> [Problem to solve] Every line with the string "xlabel" should be gathered.

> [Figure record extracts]
-- BEGIN --

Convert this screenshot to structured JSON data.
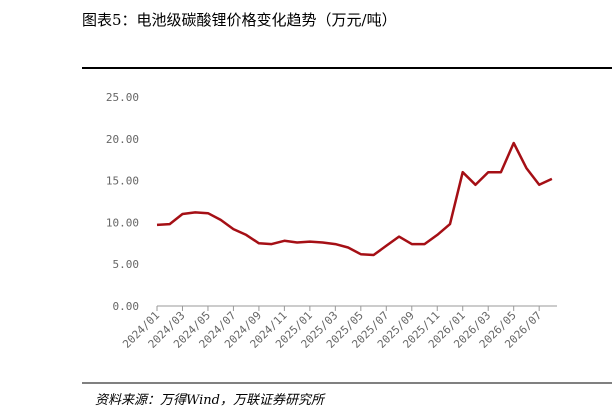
{
  "chart_data": {
    "type": "line",
    "title": "图表5：电池级碳酸锂价格变化趋势（万元/吨）",
    "source": "资料来源：万得Wind，万联证券研究所",
    "categories": [
      "2024/01",
      null,
      "2024/03",
      null,
      "2024/05",
      null,
      "2024/07",
      null,
      "2024/09",
      null,
      "2024/11",
      null,
      "2025/01",
      null,
      "2025/03",
      null,
      "2025/05",
      null,
      "2025/07",
      null,
      "2025/09",
      null,
      "2025/11",
      null,
      "2026/01",
      null,
      "2026/03",
      null,
      "2026/05",
      null,
      "2026/07",
      null
    ],
    "series": [
      {
        "name": "电池级碳酸锂价格",
        "color": "#a50f15",
        "values": [
          9.7,
          9.8,
          11.0,
          11.2,
          11.1,
          10.3,
          9.2,
          8.5,
          7.5,
          7.4,
          7.8,
          7.6,
          7.7,
          7.6,
          7.4,
          7.0,
          6.2,
          6.1,
          7.2,
          8.3,
          7.4,
          7.4,
          8.5,
          9.8,
          16.0,
          14.5,
          16.0,
          16.0,
          19.5,
          16.5,
          14.5,
          15.2
        ]
      }
    ],
    "ylim": [
      0,
      25
    ],
    "yticks": [
      {
        "value": 0,
        "label": "0.00"
      },
      {
        "value": 5,
        "label": "5.00"
      },
      {
        "value": 10,
        "label": "10.00"
      },
      {
        "value": 15,
        "label": "15.00"
      },
      {
        "value": 20,
        "label": "20.00"
      },
      {
        "value": 25,
        "label": "25.00"
      }
    ]
  }
}
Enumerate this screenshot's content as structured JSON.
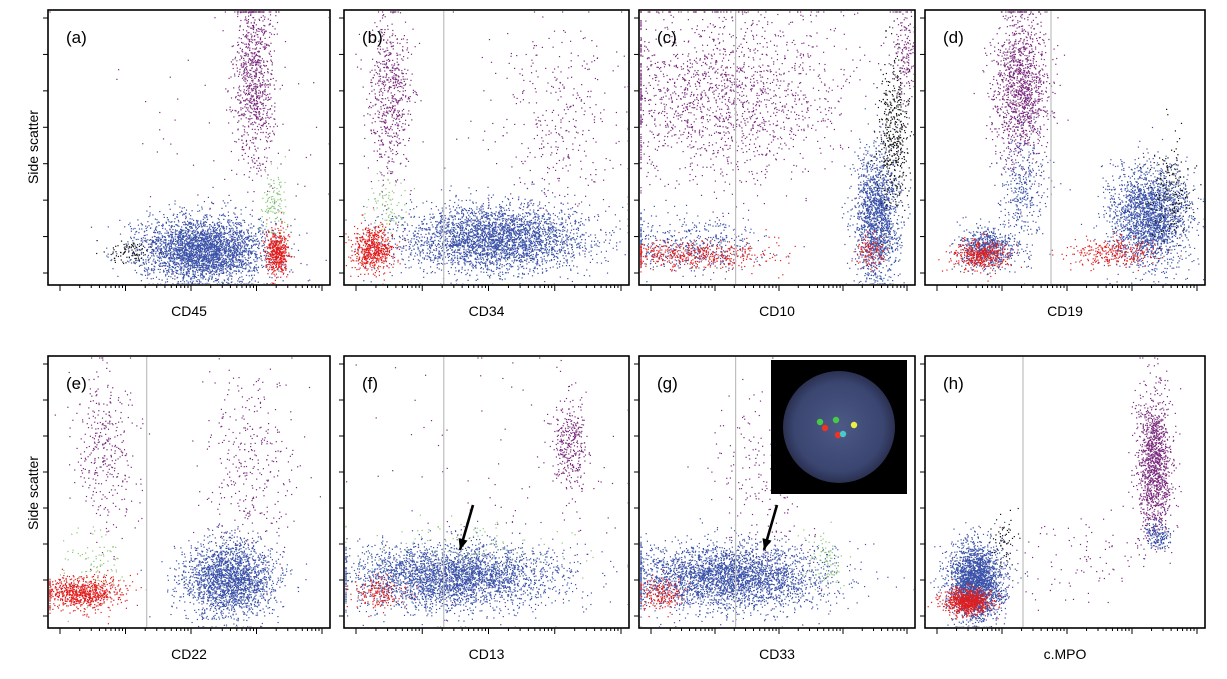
{
  "y_label": "Side scatter",
  "colors": {
    "blue": "#3a52a8",
    "purple": "#7a2a7e",
    "red": "#e21d1d",
    "green": "#8cc67a",
    "black": "#111111",
    "gate_line": "#bfbfbf",
    "axis": "#000000"
  },
  "chart_data": [
    {
      "type": "scatter",
      "panel": "(a)",
      "xlabel": "CD45",
      "ylabel": "Side scatter",
      "grid": false,
      "gate_line": null,
      "clusters": [
        {
          "color": "purple",
          "cx": 0.73,
          "cy": 0.74,
          "sx": 0.035,
          "sy": 0.16,
          "n": 900
        },
        {
          "color": "blue",
          "cx": 0.55,
          "cy": 0.13,
          "sx": 0.11,
          "sy": 0.06,
          "n": 3200
        },
        {
          "color": "green",
          "cx": 0.8,
          "cy": 0.3,
          "sx": 0.025,
          "sy": 0.06,
          "n": 120
        },
        {
          "color": "red",
          "cx": 0.81,
          "cy": 0.12,
          "sx": 0.02,
          "sy": 0.04,
          "n": 500
        },
        {
          "color": "black",
          "cx": 0.28,
          "cy": 0.12,
          "sx": 0.04,
          "sy": 0.02,
          "n": 90
        },
        {
          "color": "purple",
          "cx": 0.6,
          "cy": 0.45,
          "sx": 0.25,
          "sy": 0.25,
          "n": 60
        }
      ]
    },
    {
      "type": "scatter",
      "panel": "(b)",
      "xlabel": "CD34",
      "ylabel": "",
      "grid": false,
      "gate_line": 0.35,
      "clusters": [
        {
          "color": "purple",
          "cx": 0.16,
          "cy": 0.7,
          "sx": 0.04,
          "sy": 0.15,
          "n": 600
        },
        {
          "color": "purple",
          "cx": 0.75,
          "cy": 0.6,
          "sx": 0.12,
          "sy": 0.18,
          "n": 350
        },
        {
          "color": "blue",
          "cx": 0.52,
          "cy": 0.17,
          "sx": 0.16,
          "sy": 0.06,
          "n": 3200
        },
        {
          "color": "green",
          "cx": 0.15,
          "cy": 0.3,
          "sx": 0.04,
          "sy": 0.05,
          "n": 90
        },
        {
          "color": "red",
          "cx": 0.1,
          "cy": 0.13,
          "sx": 0.035,
          "sy": 0.04,
          "n": 600
        }
      ]
    },
    {
      "type": "scatter",
      "panel": "(c)",
      "xlabel": "CD10",
      "ylabel": "",
      "grid": false,
      "gate_line": 0.35,
      "clusters": [
        {
          "color": "purple",
          "cx": 0.3,
          "cy": 0.7,
          "sx": 0.22,
          "sy": 0.16,
          "n": 1700
        },
        {
          "color": "blue",
          "cx": 0.86,
          "cy": 0.25,
          "sx": 0.04,
          "sy": 0.12,
          "n": 1600
        },
        {
          "color": "black",
          "cx": 0.92,
          "cy": 0.55,
          "sx": 0.03,
          "sy": 0.14,
          "n": 450
        },
        {
          "color": "purple",
          "cx": 0.96,
          "cy": 0.85,
          "sx": 0.02,
          "sy": 0.09,
          "n": 160
        },
        {
          "color": "blue",
          "cx": 0.18,
          "cy": 0.15,
          "sx": 0.14,
          "sy": 0.05,
          "n": 500
        },
        {
          "color": "red",
          "cx": 0.2,
          "cy": 0.11,
          "sx": 0.15,
          "sy": 0.025,
          "n": 500
        },
        {
          "color": "red",
          "cx": 0.84,
          "cy": 0.12,
          "sx": 0.025,
          "sy": 0.03,
          "n": 120
        }
      ]
    },
    {
      "type": "scatter",
      "panel": "(d)",
      "xlabel": "CD19",
      "ylabel": "",
      "grid": false,
      "gate_line": 0.45,
      "clusters": [
        {
          "color": "purple",
          "cx": 0.34,
          "cy": 0.72,
          "sx": 0.05,
          "sy": 0.14,
          "n": 1300
        },
        {
          "color": "blue",
          "cx": 0.35,
          "cy": 0.35,
          "sx": 0.04,
          "sy": 0.12,
          "n": 350
        },
        {
          "color": "blue",
          "cx": 0.22,
          "cy": 0.14,
          "sx": 0.05,
          "sy": 0.04,
          "n": 650
        },
        {
          "color": "red",
          "cx": 0.2,
          "cy": 0.11,
          "sx": 0.05,
          "sy": 0.025,
          "n": 450
        },
        {
          "color": "blue",
          "cx": 0.8,
          "cy": 0.25,
          "sx": 0.07,
          "sy": 0.09,
          "n": 2200
        },
        {
          "color": "black",
          "cx": 0.87,
          "cy": 0.35,
          "sx": 0.04,
          "sy": 0.1,
          "n": 180
        },
        {
          "color": "red",
          "cx": 0.68,
          "cy": 0.12,
          "sx": 0.08,
          "sy": 0.025,
          "n": 300
        }
      ]
    },
    {
      "type": "scatter",
      "panel": "(e)",
      "xlabel": "CD22",
      "ylabel": "Side scatter",
      "grid": false,
      "gate_line": 0.35,
      "clusters": [
        {
          "color": "purple",
          "cx": 0.2,
          "cy": 0.65,
          "sx": 0.06,
          "sy": 0.15,
          "n": 350
        },
        {
          "color": "purple",
          "cx": 0.72,
          "cy": 0.6,
          "sx": 0.08,
          "sy": 0.18,
          "n": 350
        },
        {
          "color": "blue",
          "cx": 0.64,
          "cy": 0.18,
          "sx": 0.08,
          "sy": 0.07,
          "n": 2100
        },
        {
          "color": "green",
          "cx": 0.15,
          "cy": 0.25,
          "sx": 0.06,
          "sy": 0.06,
          "n": 90
        },
        {
          "color": "red",
          "cx": 0.12,
          "cy": 0.13,
          "sx": 0.07,
          "sy": 0.03,
          "n": 800
        }
      ]
    },
    {
      "type": "scatter",
      "panel": "(f)",
      "xlabel": "CD13",
      "ylabel": "",
      "grid": false,
      "gate_line": 0.35,
      "clusters": [
        {
          "color": "purple",
          "cx": 0.79,
          "cy": 0.67,
          "sx": 0.03,
          "sy": 0.09,
          "n": 350
        },
        {
          "color": "blue",
          "cx": 0.38,
          "cy": 0.19,
          "sx": 0.18,
          "sy": 0.06,
          "n": 3200
        },
        {
          "color": "green",
          "cx": 0.45,
          "cy": 0.3,
          "sx": 0.2,
          "sy": 0.05,
          "n": 110
        },
        {
          "color": "red",
          "cx": 0.12,
          "cy": 0.13,
          "sx": 0.05,
          "sy": 0.03,
          "n": 180
        },
        {
          "color": "purple",
          "cx": 0.55,
          "cy": 0.55,
          "sx": 0.25,
          "sy": 0.25,
          "n": 90
        }
      ]
    },
    {
      "type": "scatter",
      "panel": "(g)",
      "xlabel": "CD33",
      "ylabel": "",
      "grid": false,
      "gate_line": 0.35,
      "clusters": [
        {
          "color": "purple",
          "cx": 0.45,
          "cy": 0.55,
          "sx": 0.1,
          "sy": 0.18,
          "n": 220
        },
        {
          "color": "blue",
          "cx": 0.32,
          "cy": 0.19,
          "sx": 0.18,
          "sy": 0.06,
          "n": 3200
        },
        {
          "color": "green",
          "cx": 0.67,
          "cy": 0.25,
          "sx": 0.04,
          "sy": 0.05,
          "n": 90
        },
        {
          "color": "red",
          "cx": 0.08,
          "cy": 0.13,
          "sx": 0.04,
          "sy": 0.03,
          "n": 200
        }
      ]
    },
    {
      "type": "scatter",
      "panel": "(h)",
      "xlabel": "c.MPO",
      "ylabel": "",
      "grid": false,
      "gate_line": 0.35,
      "clusters": [
        {
          "color": "purple",
          "cx": 0.82,
          "cy": 0.6,
          "sx": 0.03,
          "sy": 0.13,
          "n": 1300
        },
        {
          "color": "blue",
          "cx": 0.83,
          "cy": 0.34,
          "sx": 0.025,
          "sy": 0.03,
          "n": 160
        },
        {
          "color": "blue",
          "cx": 0.18,
          "cy": 0.17,
          "sx": 0.05,
          "sy": 0.07,
          "n": 2400
        },
        {
          "color": "red",
          "cx": 0.15,
          "cy": 0.1,
          "sx": 0.04,
          "sy": 0.025,
          "n": 800
        },
        {
          "color": "black",
          "cx": 0.28,
          "cy": 0.32,
          "sx": 0.03,
          "sy": 0.05,
          "n": 60
        },
        {
          "color": "purple",
          "cx": 0.55,
          "cy": 0.25,
          "sx": 0.12,
          "sy": 0.08,
          "n": 90
        }
      ]
    }
  ]
}
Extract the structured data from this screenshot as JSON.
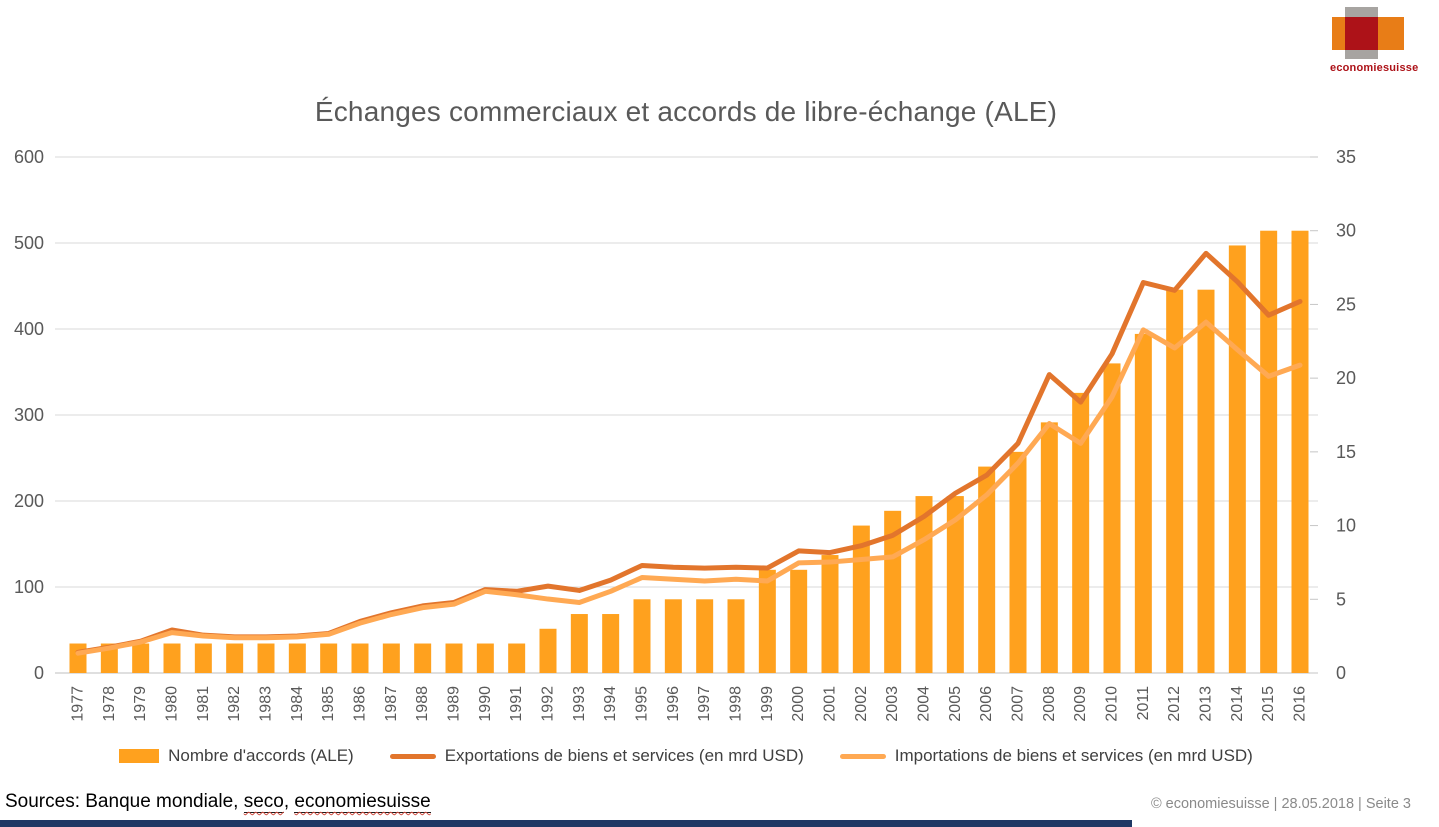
{
  "title": "Échanges commerciaux et accords de libre-échange (ALE)",
  "logo": {
    "wordmark": "economiesuisse"
  },
  "legend": [
    {
      "label": "Nombre d'accords (ALE)",
      "type": "bar",
      "color": "#ffa11e"
    },
    {
      "label": "Exportations de biens et services (en mrd USD)",
      "type": "line",
      "color": "#e2752c"
    },
    {
      "label": "Importations de biens et services (en mrd USD)",
      "type": "line",
      "color": "#ffa953"
    }
  ],
  "sources": {
    "parts": [
      {
        "text": "Sources: Banque mondiale, ",
        "link": false
      },
      {
        "text": "seco",
        "link": true
      },
      {
        "text": ", ",
        "link": false
      },
      {
        "text": "economiesuisse",
        "link": true
      }
    ]
  },
  "footer": "© economiesuisse | 28.05.2018 | Seite 3",
  "chart_data": {
    "type": "bar+line (dual axis)",
    "title": "Échanges commerciaux et accords de libre-échange (ALE)",
    "categories": [
      1977,
      1978,
      1979,
      1980,
      1981,
      1982,
      1983,
      1984,
      1985,
      1986,
      1987,
      1988,
      1989,
      1990,
      1991,
      1992,
      1993,
      1994,
      1995,
      1996,
      1997,
      1998,
      1999,
      2000,
      2001,
      2002,
      2003,
      2004,
      2005,
      2006,
      2007,
      2008,
      2009,
      2010,
      2011,
      2012,
      2013,
      2014,
      2015,
      2016
    ],
    "bar_series": {
      "name": "Nombre d'accords (ALE)",
      "axis": "right",
      "color": "#ffa11e",
      "values": [
        2,
        2,
        2,
        2,
        2,
        2,
        2,
        2,
        2,
        2,
        2,
        2,
        2,
        2,
        2,
        3,
        4,
        4,
        5,
        5,
        5,
        5,
        7,
        7,
        8,
        10,
        11,
        12,
        12,
        14,
        15,
        17,
        19,
        21,
        23,
        26,
        26,
        29,
        30,
        30
      ]
    },
    "line_series": [
      {
        "name": "Exportations de biens et services (en mrd USD)",
        "axis": "left",
        "color": "#e2752c",
        "values": [
          24,
          30,
          37,
          50,
          44,
          42,
          42,
          43,
          46,
          60,
          70,
          78,
          82,
          97,
          95,
          101,
          96,
          108,
          125,
          123,
          122,
          123,
          122,
          142,
          140,
          148,
          160,
          182,
          209,
          230,
          267,
          347,
          315,
          371,
          454,
          445,
          488,
          455,
          416,
          432
        ]
      },
      {
        "name": "Importations de biens et services (en mrd USD)",
        "axis": "left",
        "color": "#ffa953",
        "values": [
          23,
          29,
          36,
          47,
          43,
          41,
          41,
          42,
          45,
          58,
          68,
          76,
          80,
          95,
          91,
          86,
          82,
          95,
          111,
          109,
          107,
          109,
          107,
          128,
          129,
          132,
          135,
          155,
          178,
          207,
          244,
          290,
          267,
          321,
          399,
          378,
          408,
          376,
          345,
          358
        ]
      }
    ],
    "left_axis": {
      "min": 0,
      "max": 600,
      "step": 100,
      "ticks": [
        0,
        100,
        200,
        300,
        400,
        500,
        600
      ]
    },
    "right_axis": {
      "min": 0,
      "max": 35,
      "step": 5,
      "ticks": [
        0,
        5,
        10,
        15,
        20,
        25,
        30,
        35
      ]
    },
    "grid": "horizontal",
    "legend_position": "bottom",
    "axis_text_color": "#595959",
    "grid_color": "#d9d9d9"
  }
}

-- END --

> [Solution to this task]
      "xlabel": "CD45",
      "xlabel": "CD34",
      "xlabel": "CD10",
      "xlabel": "CD19",
      "xlabel": "CD22",
      "xlabel": "CD13",
      "xlabel": "CD33",
      "xlabel": "c.MPO",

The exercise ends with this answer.